Start of Data listing

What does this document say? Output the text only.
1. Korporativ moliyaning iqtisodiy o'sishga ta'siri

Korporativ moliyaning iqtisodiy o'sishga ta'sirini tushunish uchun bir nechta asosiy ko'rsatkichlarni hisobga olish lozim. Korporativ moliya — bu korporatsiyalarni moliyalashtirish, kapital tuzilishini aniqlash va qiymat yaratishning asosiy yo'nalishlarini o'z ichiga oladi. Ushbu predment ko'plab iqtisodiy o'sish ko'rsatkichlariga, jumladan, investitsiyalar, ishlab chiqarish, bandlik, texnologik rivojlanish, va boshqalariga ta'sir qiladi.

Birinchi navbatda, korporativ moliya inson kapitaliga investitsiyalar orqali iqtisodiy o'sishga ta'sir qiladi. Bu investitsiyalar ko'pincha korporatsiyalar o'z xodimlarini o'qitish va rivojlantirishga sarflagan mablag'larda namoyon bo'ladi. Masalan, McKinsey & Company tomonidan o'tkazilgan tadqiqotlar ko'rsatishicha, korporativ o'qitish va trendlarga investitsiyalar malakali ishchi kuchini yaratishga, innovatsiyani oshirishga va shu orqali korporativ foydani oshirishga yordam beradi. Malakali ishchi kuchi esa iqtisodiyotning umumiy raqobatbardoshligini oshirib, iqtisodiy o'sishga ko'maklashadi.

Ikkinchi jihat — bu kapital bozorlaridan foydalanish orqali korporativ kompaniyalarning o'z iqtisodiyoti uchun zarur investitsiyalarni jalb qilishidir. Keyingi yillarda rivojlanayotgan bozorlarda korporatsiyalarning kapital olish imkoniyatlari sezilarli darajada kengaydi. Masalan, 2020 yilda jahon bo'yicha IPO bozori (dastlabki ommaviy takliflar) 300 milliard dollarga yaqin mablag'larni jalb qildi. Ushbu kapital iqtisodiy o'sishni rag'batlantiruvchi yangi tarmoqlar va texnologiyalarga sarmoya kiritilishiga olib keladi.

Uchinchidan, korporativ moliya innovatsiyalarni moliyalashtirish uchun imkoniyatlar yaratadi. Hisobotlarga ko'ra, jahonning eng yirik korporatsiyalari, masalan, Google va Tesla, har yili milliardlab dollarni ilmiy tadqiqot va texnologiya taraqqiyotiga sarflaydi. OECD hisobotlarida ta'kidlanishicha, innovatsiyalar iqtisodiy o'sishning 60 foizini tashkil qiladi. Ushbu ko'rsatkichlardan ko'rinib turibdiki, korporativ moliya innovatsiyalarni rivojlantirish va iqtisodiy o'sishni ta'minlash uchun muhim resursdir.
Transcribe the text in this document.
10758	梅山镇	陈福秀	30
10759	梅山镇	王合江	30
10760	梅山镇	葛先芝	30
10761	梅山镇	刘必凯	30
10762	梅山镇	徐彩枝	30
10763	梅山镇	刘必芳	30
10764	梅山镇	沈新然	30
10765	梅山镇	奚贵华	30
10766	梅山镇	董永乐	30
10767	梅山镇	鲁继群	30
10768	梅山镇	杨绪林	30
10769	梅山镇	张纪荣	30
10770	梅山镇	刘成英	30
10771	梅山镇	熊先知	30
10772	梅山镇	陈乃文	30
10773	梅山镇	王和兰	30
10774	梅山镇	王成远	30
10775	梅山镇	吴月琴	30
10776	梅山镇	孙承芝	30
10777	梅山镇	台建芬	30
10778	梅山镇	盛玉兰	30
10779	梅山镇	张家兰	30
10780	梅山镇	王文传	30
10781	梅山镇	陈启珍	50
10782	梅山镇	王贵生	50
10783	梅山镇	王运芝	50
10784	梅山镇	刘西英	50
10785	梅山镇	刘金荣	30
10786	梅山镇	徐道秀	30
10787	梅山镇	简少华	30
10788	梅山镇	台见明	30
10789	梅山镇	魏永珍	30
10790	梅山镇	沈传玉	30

End of Data listing

Set task. Transcribe each entry exactly.

Response to the task.
What does this document say? Output the text only.
1. Korporativ moliyaning iqtisodiy o'sishga ta'siri

Korporativ moliyaning iqtisodiy o'sishga ta'sirini tushunish uchun bir nechta asosiy ko'rsatkichlarni hisobga olish lozim. Korporativ moliya — bu korporatsiyalarni moliyalashtirish, kapital tuzilishini aniqlash va qiymat yaratishning asosiy yo'nalishlarini o'z ichiga oladi. Ushbu predment ko'plab iqtisodiy o'sish ko'rsatkichlariga, jumladan, investitsiyalar, ishlab chiqarish, bandlik, texnologik rivojlanish, va boshqalariga ta'sir qiladi.

Birinchi navbatda, korporativ moliya inson kapitaliga investitsiyalar orqali iqtisodiy o'sishga ta'sir qiladi. Bu investitsiyalar ko'pincha korporatsiyalar o'z xodimlarini o'qitish va rivojlantirishga sarflagan mablag'larda namoyon bo'ladi. Masalan, McKinsey & Company tomonidan o'tkazilgan tadqiqotlar ko'rsatishicha, korporativ o'qitish va trendlarga investitsiyalar malakali ishchi kuchini yaratishga, innovatsiyani oshirishga va shu orqali korporativ foydani oshirishga yordam beradi. Malakali ishchi kuchi esa iqtisodiyotning umumiy raqobatbardoshligini oshirib, iqtisodiy o'sishga ko'maklashadi.

Ikkinchi jihat — bu kapital bozorlaridan foydalanish orqali korporativ kompaniyalarning o'z iqtisodiyoti uchun zarur investitsiyalarni jalb qilishidir. Keyingi yillarda rivojlanayotgan bozorlarda korporatsiyalarning kapital olish imkoniyatlari sezilarli darajada kengaydi. Masalan, 2020 yilda jahon bo'yicha IPO bozori (dastlabki ommaviy takliflar) 300 milliard dollarga yaqin mablag'larni jalb qildi. Ushbu kapital iqtisodiy o'sishni rag'batlantiruvchi yangi tarmoqlar va texnologiyalarga sarmoya kiritilishiga olib keladi.

Uchinchidan, korporativ moliya innovatsiyalarni moliyalashtirish uchun imkoniyatlar yaratadi. Hisobotlarga ko'ra, jahonning eng yirik korporatsiyalari, masalan, Google va Tesla, har yili milliardlab dollarni ilmiy tadqiqot va texnologiya taraqqiyotiga sarflaydi. OECD hisobotlarida ta'kidlanishicha, innovatsiyalar iqtisodiy o'sishning 60 foizini tashkil qiladi. Ushbu ko'rsatkichlardan ko'rinib turibdiki, korporativ moliya innovatsiyalarni rivojlantirish va iqtisodiy o'sishni ta'minlash uchun muhim resursdir.
Transcribe the text in this document.
10758	梅山镇	陈福秀	30
10759	梅山镇	王合江	30
10760	梅山镇	葛先芝	30
10761	梅山镇	刘必凯	30
10762	梅山镇	徐彩枝	30
10763	梅山镇	刘必芳	30
10764	梅山镇	沈新然	30
10765	梅山镇	奚贵华	30
10766	梅山镇	董永乐	30
10767	梅山镇	鲁继群	30
10768	梅山镇	杨绪林	30
10769	梅山镇	张纪荣	30
10770	梅山镇	刘成英	30
10771	梅山镇	熊先知	30
10772	梅山镇	陈乃文	30
10773	梅山镇	王和兰	30
10774	梅山镇	王成远	30
10775	梅山镇	吴月琴	30
10776	梅山镇	孙承芝	30
10777	梅山镇	台建芬	30
10778	梅山镇	盛玉兰	30
10779	梅山镇	张家兰	30
10780	梅山镇	王文传	30
10781	梅山镇	陈启珍	50
10782	梅山镇	王贵生	50
10783	梅山镇	王运芝	50
10784	梅山镇	刘西英	50
10785	梅山镇	刘金荣	30
10786	梅山镇	徐道秀	30
10787	梅山镇	简少华	30
10788	梅山镇	台见明	30
10789	梅山镇	魏永珍	30
10790	梅山镇	沈传玉	30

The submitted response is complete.